::: SUPPLIED DATA
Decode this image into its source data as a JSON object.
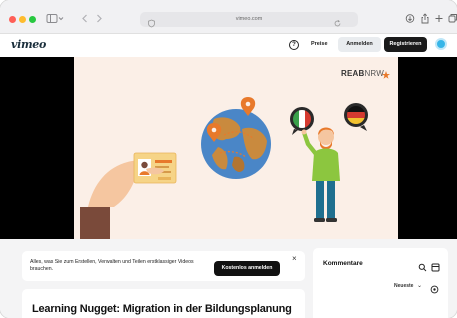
{
  "browser": {
    "url": "vimeo.com"
  },
  "header": {
    "logo": "vimeo",
    "help_icon": "?",
    "pricing": "Preise",
    "login": "Anmelden",
    "register": "Registrieren"
  },
  "video": {
    "brand_logo_bold": "REAB",
    "brand_logo_light": "NRW"
  },
  "promo": {
    "text": "Alles, was Sie zum Erstellen, Verwalten und Teilen erstklassiger Videos brauchen.",
    "button": "Kostenlos anmelden",
    "close": "×"
  },
  "title": {
    "text": "Learning Nugget: Migration in der Bildungsplanung"
  },
  "comments": {
    "title": "Kommentare",
    "sort": "Neueste",
    "sort_chevron": "⌄"
  },
  "colors": {
    "accent": "#37b6e8",
    "video_bg": "#fbefe7",
    "globe_ocean": "#4a86c7",
    "globe_land": "#c98a3e",
    "pin": "#e8792b"
  }
}
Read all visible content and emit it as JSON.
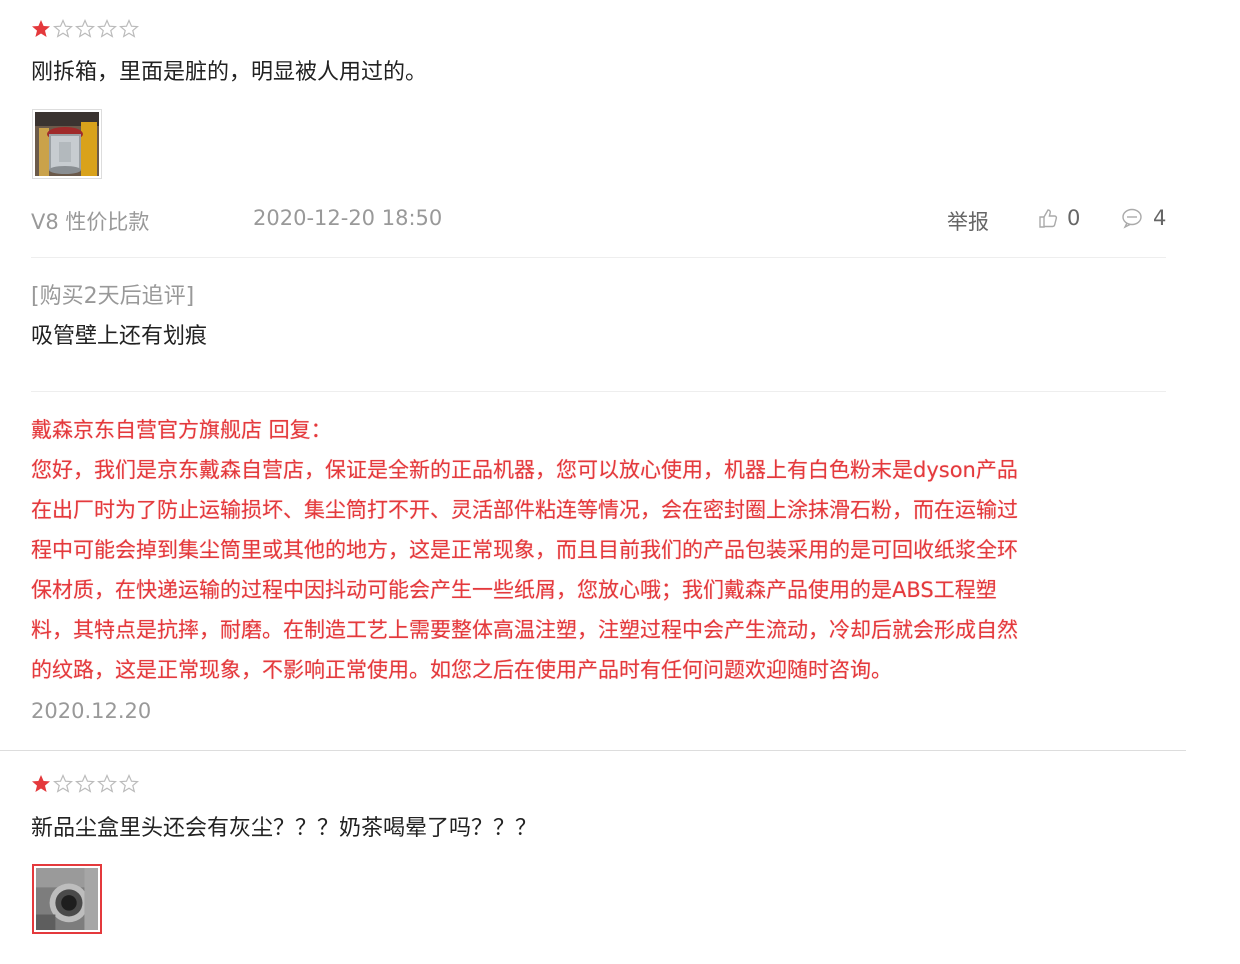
{
  "reviews": [
    {
      "rating": 1,
      "rating_max": 5,
      "content": "刚拆箱，里面是脏的，明显被人用过的。",
      "images": [
        {
          "alt": "vacuum-dustbin-photo"
        }
      ],
      "variant": "V8 性价比款",
      "date": "2020-12-20 18:50",
      "report_label": "举报",
      "likes": "0",
      "comments": "4",
      "followup": {
        "label": "[购买2天后追评]",
        "content": "吸管壁上还有划痕"
      },
      "reply": {
        "lines": [
          "戴森京东自营官方旗舰店 回复：",
          "您好，我们是京东戴森自营店，保证是全新的正品机器，您可以放心使用，机器上有白色粉末是dyson产品",
          "在出厂时为了防止运输损坏、集尘筒打不开、灵活部件粘连等情况，会在密封圈上涂抹滑石粉，而在运输过",
          "程中可能会掉到集尘筒里或其他的地方，这是正常现象，而且目前我们的产品包装采用的是可回收纸浆全环",
          "保材质，在快递运输的过程中因抖动可能会产生一些纸屑，您放心哦；我们戴森产品使用的是ABS工程塑",
          "料，其特点是抗摔，耐磨。在制造工艺上需要整体高温注塑，注塑过程中会产生流动，冷却后就会形成自然",
          "的纹路，这是正常现象，不影响正常使用。如您之后在使用产品时有任何问题欢迎随时咨询。"
        ],
        "date": "2020.12.20"
      }
    },
    {
      "rating": 1,
      "rating_max": 5,
      "content": "新品尘盒里头还会有灰尘？？？奶茶喝晕了吗？？？",
      "images": [
        {
          "alt": "dustbin-interior-photo"
        }
      ]
    }
  ],
  "colors": {
    "star_filled": "#e4393c",
    "star_empty": "#cccccc",
    "reply_text": "#e4393c",
    "muted_text": "#999999",
    "icons": [
      "thumbs-up-icon",
      "comment-icon",
      "star-icon"
    ]
  }
}
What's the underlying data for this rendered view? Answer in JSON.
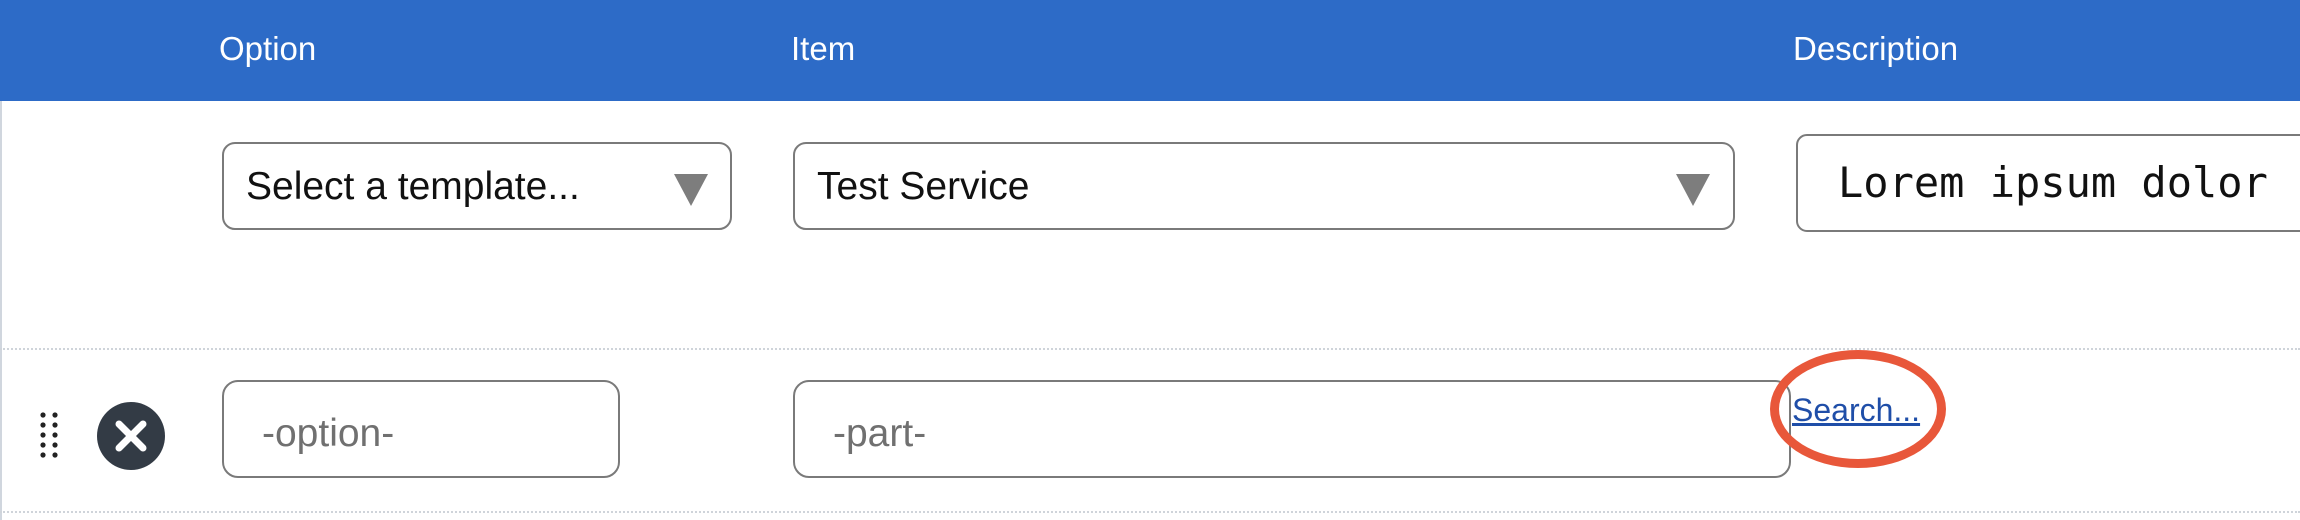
{
  "header": {
    "option": "Option",
    "item": "Item",
    "description": "Description",
    "background": "#2d6bc7"
  },
  "row1": {
    "template_select": {
      "value": "Select a template..."
    },
    "item_select": {
      "value": "Test Service"
    },
    "description_value": "Lorem ipsum dolor"
  },
  "row2": {
    "option_placeholder": "-option-",
    "part_placeholder": "-part-",
    "search_link": "Search...",
    "remove_icon": "close-icon",
    "drag_icon": "drag-handle-icon"
  },
  "colors": {
    "highlight": "#e8573a",
    "link": "#1f4ea8",
    "remove_button": "#333b45"
  }
}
::::::
→ **WORK TO BE COMPLETED**:
Write the entries above out in full, exactly, with no images.

→ **COMPLETED EXERCISE**:
Decode this image into its source data as a JSON object.
{
  "browser": {
    "url": "vimeo.com"
  },
  "header": {
    "logo": "vimeo",
    "help_icon": "?",
    "pricing": "Preise",
    "login": "Anmelden",
    "register": "Registrieren"
  },
  "video": {
    "brand_logo_bold": "REAB",
    "brand_logo_light": "NRW"
  },
  "promo": {
    "text": "Alles, was Sie zum Erstellen, Verwalten und Teilen erstklassiger Videos brauchen.",
    "button": "Kostenlos anmelden",
    "close": "×"
  },
  "title": {
    "text": "Learning Nugget: Migration in der Bildungsplanung"
  },
  "comments": {
    "title": "Kommentare",
    "sort": "Neueste",
    "sort_chevron": "⌄"
  },
  "colors": {
    "accent": "#37b6e8",
    "video_bg": "#fbefe7",
    "globe_ocean": "#4a86c7",
    "globe_land": "#c98a3e",
    "pin": "#e8792b"
  }
}
Read all visible content and emit it as JSON.
{
  "reviews": [
    {
      "rating": 1,
      "rating_max": 5,
      "content": "刚拆箱，里面是脏的，明显被人用过的。",
      "images": [
        {
          "alt": "vacuum-dustbin-photo"
        }
      ],
      "variant": "V8 性价比款",
      "date": "2020-12-20 18:50",
      "report_label": "举报",
      "likes": "0",
      "comments": "4",
      "followup": {
        "label": "[购买2天后追评]",
        "content": "吸管壁上还有划痕"
      },
      "reply": {
        "lines": [
          "戴森京东自营官方旗舰店 回复：",
          "您好，我们是京东戴森自营店，保证是全新的正品机器，您可以放心使用，机器上有白色粉末是dyson产品",
          "在出厂时为了防止运输损坏、集尘筒打不开、灵活部件粘连等情况，会在密封圈上涂抹滑石粉，而在运输过",
          "程中可能会掉到集尘筒里或其他的地方，这是正常现象，而且目前我们的产品包装采用的是可回收纸浆全环",
          "保材质，在快递运输的过程中因抖动可能会产生一些纸屑，您放心哦；我们戴森产品使用的是ABS工程塑",
          "料，其特点是抗摔，耐磨。在制造工艺上需要整体高温注塑，注塑过程中会产生流动，冷却后就会形成自然",
          "的纹路，这是正常现象，不影响正常使用。如您之后在使用产品时有任何问题欢迎随时咨询。"
        ],
        "date": "2020.12.20"
      }
    },
    {
      "rating": 1,
      "rating_max": 5,
      "content": "新品尘盒里头还会有灰尘？？？奶茶喝晕了吗？？？",
      "images": [
        {
          "alt": "dustbin-interior-photo"
        }
      ]
    }
  ],
  "colors": {
    "star_filled": "#e4393c",
    "star_empty": "#cccccc",
    "reply_text": "#e4393c",
    "muted_text": "#999999",
    "icons": [
      "thumbs-up-icon",
      "comment-icon",
      "star-icon"
    ]
  }
}
What's the underlying data for this rendered view? Answer in JSON.
{
  "header": {
    "option": "Option",
    "item": "Item",
    "description": "Description",
    "background": "#2d6bc7"
  },
  "row1": {
    "template_select": {
      "value": "Select a template..."
    },
    "item_select": {
      "value": "Test Service"
    },
    "description_value": "Lorem ipsum dolor"
  },
  "row2": {
    "option_placeholder": "-option-",
    "part_placeholder": "-part-",
    "search_link": "Search...",
    "remove_icon": "close-icon",
    "drag_icon": "drag-handle-icon"
  },
  "colors": {
    "highlight": "#e8573a",
    "link": "#1f4ea8",
    "remove_button": "#333b45"
  }
}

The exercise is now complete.